_Given exercise 1_
According to the passage on Irish legends, who had already retold the tales nobly in poetry?
_Given exercise 2_
Quote the passage on Irish legends word for word, from "They have largely" up to and including "of the young.".

[BEGIN Source passage]

Many years have passed by since, delivering the Inaugural Lecture of
the Irish Literary Society in London, I advocated as one of its chief
aims the recasting into modern form and in literary English of the old
Irish legends, preserving the atmosphere of the original tales as much
as possible, but clearing them from repetitions, redundant
expressions, idioms interesting in Irish but repellent in English,
and, above all, from absurdities, such as the sensational fancy of the
later editors and bards added to the simplicities of the original
tales.

Long before I spoke of this, it had been done by P.W. Joyce in his OLD
CELTIC ROMANCES, and by Standish O'Grady for the whole story of
Cuchulain, but in this case with so large an imitation of the Homeric
manner that the Celtic spirit of the story was in danger of being
lost. This was the fault I had to find with that inspiring book,[3]
but it was a fault which had its own attraction.

[3] I gave this book--_The History of Ireland_ (HEROIC
PERIOD)--to Burne-Jones in order to interest him in Irish myth
and legend. "I'll try and read it," he said. A week afterwards
he came and said--"It is a new world of thought and pleasure
you have opened to me. I knew nothing of this, and life is
quite enlarged. But now, I want to see all the originals. Where
can I get them?"

I have only spoken of prose writing above. But in poetry (and in
Poetry well fitted to the tales), this work had already been done
nobly, and with a fine Celtic splendour of feeling and expression, by
Sir Samuel Ferguson.

Since then, a number of writers have translated into literary English
a host of the Irish tales, and have done this with a just reverence
for their originals. Being, in nearly every case, Irish themselves,
they have tried, with varying success, to make their readers realize
the wild scenery of Ireland, her vital union with the sea and the
great ocean to the West, those changing dramatic skies, that mystic
weather, the wizard woods and streams which form the constant
background of these stories; nor have they failed to allure their
listeners to breathe the spiritual air of Ireland, to feel its
pathetic, heroic, imaginative thrill.

They have largely succeeded in their effort. The Irish bardic tales
have now become a part of English literature and belong not only to
grown up persons interested in early poetry, in mythology and
folk-customs, but to the children of Ireland and England. Our new
imaginative stories are now told in nurseries, listened to at evening
when the children assemble in the fire-light to hear tales from their
parents, and eagerly read by boys at school. A fresh world of
story-telling has been opened to the imagination of the young.

[END Source passage]
[BEGIN Excerpted records]

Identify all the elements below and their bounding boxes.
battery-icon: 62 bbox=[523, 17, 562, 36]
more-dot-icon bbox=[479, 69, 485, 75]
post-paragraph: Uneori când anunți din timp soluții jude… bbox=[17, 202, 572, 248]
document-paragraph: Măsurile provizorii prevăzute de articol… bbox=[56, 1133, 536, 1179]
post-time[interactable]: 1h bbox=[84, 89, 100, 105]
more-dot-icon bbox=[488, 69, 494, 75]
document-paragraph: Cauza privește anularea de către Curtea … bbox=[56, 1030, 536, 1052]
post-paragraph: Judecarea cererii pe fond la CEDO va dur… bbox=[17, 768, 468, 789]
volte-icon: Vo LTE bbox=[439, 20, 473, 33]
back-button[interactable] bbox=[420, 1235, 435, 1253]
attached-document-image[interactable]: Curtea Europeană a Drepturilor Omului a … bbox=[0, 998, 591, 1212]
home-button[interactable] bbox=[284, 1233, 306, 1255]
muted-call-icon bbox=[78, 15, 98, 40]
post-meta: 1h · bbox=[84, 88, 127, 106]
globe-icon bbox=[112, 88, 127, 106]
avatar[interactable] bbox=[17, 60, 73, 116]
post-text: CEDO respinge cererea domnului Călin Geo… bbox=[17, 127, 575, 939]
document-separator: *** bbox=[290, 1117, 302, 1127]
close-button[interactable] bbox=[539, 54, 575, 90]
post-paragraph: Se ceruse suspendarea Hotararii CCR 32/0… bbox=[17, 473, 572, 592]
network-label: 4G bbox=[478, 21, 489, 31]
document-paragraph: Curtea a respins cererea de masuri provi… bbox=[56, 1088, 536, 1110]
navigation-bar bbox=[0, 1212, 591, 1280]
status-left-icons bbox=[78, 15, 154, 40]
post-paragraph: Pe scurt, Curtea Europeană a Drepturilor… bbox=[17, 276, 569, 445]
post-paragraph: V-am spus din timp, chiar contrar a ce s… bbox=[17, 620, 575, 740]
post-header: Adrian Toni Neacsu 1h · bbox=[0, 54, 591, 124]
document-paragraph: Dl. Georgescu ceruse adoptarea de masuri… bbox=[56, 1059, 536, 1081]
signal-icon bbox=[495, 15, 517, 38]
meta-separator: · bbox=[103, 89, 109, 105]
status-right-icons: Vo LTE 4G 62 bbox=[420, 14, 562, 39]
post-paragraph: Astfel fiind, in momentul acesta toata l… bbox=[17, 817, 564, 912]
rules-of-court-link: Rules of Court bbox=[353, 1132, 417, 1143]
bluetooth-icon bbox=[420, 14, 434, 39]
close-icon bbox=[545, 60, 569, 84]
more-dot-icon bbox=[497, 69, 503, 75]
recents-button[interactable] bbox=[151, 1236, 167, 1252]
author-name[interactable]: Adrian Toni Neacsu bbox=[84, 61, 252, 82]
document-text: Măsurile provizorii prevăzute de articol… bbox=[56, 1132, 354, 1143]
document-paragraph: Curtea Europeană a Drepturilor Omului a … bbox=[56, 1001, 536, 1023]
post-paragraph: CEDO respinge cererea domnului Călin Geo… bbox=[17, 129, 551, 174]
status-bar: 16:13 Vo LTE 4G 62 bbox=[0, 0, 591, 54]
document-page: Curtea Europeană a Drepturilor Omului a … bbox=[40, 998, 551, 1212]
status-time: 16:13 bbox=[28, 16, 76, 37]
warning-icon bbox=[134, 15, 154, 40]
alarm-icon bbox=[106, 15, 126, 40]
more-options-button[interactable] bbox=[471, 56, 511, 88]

[END Excerpted records]

_Correct result 1_
Sir Samuel Ferguson

_Correct result 2_
They have largely succeeded in their effort. The Irish bardic tales
have now become a part of English literature and belong not only to
grown up persons interested in early poetry, in mythology and
folk-customs, but to the children of Ireland and England. Our new
imaginative stories are now told in nurseries, listened to at evening
when the children assemble in the fire-light to hear tales from their
parents, and eagerly read by boys at school. A fresh world of
story-telling has been opened to the imagination of the young.